Excerpt from a dataset:
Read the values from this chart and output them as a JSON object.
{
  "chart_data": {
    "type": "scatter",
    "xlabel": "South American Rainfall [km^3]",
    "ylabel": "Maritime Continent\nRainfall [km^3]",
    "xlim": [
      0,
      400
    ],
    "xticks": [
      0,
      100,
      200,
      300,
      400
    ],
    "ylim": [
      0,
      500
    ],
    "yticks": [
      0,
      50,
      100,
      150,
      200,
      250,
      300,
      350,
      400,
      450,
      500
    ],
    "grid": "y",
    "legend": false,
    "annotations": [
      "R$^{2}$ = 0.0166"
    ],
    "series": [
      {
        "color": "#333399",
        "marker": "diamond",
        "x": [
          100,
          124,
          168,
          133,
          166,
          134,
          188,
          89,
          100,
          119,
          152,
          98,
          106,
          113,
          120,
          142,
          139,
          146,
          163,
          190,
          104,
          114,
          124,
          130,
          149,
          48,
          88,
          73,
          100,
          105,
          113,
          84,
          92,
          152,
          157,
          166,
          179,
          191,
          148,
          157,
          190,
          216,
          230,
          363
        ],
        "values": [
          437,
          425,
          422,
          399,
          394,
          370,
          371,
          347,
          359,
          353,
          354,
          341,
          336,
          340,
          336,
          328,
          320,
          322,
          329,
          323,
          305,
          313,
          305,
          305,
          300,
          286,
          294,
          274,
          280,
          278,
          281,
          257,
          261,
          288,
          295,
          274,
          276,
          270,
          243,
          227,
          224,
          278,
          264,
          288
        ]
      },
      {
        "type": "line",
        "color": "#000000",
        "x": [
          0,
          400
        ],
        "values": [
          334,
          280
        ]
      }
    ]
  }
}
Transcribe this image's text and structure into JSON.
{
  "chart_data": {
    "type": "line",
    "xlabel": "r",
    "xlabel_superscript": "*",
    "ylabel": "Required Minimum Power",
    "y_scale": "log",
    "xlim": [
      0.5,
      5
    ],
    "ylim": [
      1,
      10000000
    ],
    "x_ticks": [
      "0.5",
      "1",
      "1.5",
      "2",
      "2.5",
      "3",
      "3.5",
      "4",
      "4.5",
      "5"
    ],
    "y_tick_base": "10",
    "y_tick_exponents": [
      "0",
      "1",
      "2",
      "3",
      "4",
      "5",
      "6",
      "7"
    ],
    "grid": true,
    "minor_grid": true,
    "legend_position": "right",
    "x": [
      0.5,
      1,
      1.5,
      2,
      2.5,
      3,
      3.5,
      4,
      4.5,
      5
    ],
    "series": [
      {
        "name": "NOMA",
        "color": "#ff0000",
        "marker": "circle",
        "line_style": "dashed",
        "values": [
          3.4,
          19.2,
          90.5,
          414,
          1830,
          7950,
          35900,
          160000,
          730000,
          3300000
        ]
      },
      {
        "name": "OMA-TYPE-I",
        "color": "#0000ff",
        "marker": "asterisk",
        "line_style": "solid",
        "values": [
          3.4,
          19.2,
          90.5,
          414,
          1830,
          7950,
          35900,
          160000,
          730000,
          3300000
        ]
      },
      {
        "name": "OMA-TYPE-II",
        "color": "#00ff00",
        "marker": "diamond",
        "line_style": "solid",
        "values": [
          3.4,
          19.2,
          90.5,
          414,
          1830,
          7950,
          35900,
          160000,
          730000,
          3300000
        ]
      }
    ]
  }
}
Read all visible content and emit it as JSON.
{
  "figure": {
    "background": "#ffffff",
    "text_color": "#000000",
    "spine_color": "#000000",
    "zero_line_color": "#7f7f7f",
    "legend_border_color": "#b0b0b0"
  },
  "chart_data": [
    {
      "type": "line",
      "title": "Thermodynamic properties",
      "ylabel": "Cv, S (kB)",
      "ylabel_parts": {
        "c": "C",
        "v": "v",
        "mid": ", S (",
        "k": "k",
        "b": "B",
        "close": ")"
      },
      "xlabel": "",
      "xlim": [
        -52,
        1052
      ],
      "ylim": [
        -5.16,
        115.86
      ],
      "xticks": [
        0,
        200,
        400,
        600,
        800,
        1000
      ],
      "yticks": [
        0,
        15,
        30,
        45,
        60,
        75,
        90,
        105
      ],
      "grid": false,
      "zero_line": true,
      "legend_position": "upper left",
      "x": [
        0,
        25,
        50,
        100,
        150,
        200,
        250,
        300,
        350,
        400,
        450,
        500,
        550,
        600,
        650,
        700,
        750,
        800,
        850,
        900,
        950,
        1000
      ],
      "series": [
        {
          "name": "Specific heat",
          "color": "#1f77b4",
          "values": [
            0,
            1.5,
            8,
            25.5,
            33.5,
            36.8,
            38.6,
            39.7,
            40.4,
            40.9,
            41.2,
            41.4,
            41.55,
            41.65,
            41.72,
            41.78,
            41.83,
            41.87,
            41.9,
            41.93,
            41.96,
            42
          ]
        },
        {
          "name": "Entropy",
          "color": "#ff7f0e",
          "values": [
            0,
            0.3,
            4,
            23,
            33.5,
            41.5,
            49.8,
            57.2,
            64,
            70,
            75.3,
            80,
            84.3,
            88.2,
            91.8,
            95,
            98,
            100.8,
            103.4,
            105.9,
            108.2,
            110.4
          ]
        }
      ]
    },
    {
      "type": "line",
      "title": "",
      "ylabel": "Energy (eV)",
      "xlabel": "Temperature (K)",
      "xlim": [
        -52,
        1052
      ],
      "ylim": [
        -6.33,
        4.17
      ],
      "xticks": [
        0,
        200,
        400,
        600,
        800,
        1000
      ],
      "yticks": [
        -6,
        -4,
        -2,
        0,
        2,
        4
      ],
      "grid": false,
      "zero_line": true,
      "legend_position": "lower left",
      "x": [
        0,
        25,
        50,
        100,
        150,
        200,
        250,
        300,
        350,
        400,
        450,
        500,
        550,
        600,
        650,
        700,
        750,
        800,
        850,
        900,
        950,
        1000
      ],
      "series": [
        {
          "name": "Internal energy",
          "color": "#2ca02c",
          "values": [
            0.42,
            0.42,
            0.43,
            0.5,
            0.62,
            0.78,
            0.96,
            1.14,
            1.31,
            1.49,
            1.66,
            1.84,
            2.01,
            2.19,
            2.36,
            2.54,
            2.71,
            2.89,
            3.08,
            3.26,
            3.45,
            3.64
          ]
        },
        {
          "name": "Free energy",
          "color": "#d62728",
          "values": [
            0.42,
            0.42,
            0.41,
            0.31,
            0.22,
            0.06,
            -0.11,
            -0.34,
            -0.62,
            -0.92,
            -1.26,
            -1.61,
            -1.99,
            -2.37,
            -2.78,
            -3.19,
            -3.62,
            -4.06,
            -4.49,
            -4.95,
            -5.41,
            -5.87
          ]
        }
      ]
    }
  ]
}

Written instruction: Locate all lines in the listing above with the word "true". Copy them.

Solution below:
    "grid": true,
    "minor_grid": true,
      "zero_line": true,
      "zero_line": true,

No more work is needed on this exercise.